TASK MATERIAL
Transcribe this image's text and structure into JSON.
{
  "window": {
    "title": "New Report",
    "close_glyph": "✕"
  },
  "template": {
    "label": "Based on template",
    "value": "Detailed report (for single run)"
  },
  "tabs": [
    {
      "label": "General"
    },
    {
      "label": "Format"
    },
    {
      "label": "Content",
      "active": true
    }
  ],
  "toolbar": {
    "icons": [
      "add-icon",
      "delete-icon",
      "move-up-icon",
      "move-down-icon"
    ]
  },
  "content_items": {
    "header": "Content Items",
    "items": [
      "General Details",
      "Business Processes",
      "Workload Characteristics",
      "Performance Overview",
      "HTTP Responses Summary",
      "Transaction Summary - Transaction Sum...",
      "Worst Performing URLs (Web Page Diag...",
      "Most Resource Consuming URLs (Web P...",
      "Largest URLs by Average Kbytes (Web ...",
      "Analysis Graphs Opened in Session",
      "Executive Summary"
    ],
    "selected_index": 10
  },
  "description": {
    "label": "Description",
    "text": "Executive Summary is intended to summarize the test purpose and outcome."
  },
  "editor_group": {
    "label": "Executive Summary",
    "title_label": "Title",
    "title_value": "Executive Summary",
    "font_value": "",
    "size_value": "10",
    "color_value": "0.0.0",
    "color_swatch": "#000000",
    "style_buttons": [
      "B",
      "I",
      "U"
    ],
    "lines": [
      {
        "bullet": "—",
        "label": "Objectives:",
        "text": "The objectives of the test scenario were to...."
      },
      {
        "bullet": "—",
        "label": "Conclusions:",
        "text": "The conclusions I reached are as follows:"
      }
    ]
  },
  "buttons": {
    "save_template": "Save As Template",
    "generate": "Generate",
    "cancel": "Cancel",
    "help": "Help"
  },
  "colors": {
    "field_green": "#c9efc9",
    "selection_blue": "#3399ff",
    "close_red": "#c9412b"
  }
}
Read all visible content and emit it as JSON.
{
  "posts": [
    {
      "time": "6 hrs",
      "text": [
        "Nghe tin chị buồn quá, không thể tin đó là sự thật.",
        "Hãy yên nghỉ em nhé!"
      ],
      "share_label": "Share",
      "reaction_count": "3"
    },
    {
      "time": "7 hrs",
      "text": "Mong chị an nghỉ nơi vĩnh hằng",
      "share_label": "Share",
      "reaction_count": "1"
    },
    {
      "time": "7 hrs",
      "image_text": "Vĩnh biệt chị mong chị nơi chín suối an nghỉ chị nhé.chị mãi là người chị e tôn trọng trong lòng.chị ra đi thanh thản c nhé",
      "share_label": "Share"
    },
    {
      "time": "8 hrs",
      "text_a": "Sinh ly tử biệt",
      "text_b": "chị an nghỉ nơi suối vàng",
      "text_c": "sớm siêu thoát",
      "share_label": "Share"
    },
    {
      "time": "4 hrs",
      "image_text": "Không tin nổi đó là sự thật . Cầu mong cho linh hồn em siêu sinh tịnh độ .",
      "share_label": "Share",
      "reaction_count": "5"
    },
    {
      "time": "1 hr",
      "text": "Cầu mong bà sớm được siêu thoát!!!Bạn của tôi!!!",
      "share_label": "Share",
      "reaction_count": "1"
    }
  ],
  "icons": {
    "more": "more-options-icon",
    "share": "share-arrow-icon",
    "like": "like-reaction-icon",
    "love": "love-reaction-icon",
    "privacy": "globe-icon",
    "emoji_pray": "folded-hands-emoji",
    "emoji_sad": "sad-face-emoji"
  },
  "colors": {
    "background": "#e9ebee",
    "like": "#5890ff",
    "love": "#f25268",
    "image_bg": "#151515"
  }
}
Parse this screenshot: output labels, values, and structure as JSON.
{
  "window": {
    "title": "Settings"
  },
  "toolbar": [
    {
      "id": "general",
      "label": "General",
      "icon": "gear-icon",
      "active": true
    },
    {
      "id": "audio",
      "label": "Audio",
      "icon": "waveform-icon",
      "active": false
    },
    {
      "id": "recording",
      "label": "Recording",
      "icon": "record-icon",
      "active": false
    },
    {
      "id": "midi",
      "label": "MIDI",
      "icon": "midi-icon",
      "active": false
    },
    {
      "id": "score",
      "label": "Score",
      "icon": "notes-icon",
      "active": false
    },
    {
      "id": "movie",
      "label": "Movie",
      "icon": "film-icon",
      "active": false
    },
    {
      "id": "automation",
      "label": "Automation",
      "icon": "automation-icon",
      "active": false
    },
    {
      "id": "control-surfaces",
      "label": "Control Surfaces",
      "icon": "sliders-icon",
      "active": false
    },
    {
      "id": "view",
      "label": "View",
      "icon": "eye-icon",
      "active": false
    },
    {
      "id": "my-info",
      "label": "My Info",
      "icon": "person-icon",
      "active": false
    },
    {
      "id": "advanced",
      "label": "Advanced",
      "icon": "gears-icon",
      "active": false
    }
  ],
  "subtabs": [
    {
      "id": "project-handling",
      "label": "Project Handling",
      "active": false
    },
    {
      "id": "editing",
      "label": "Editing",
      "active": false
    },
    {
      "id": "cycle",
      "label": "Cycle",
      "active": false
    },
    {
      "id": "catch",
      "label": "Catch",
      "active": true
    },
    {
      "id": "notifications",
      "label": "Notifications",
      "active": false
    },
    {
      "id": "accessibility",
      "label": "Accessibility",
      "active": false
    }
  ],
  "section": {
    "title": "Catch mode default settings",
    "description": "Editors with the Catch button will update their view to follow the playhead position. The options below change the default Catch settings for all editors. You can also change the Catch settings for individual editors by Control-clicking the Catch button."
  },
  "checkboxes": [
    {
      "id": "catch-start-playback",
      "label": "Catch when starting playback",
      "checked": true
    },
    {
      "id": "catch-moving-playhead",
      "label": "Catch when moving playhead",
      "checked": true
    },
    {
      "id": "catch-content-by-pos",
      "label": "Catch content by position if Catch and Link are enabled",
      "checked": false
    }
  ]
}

REQUEST
Locate all lines in the listing above with the word "moving". Copy them.

EXPECTED OUTPUT
      "id": "catch-moving-playhead",
      "label": "Catch when moving playhead",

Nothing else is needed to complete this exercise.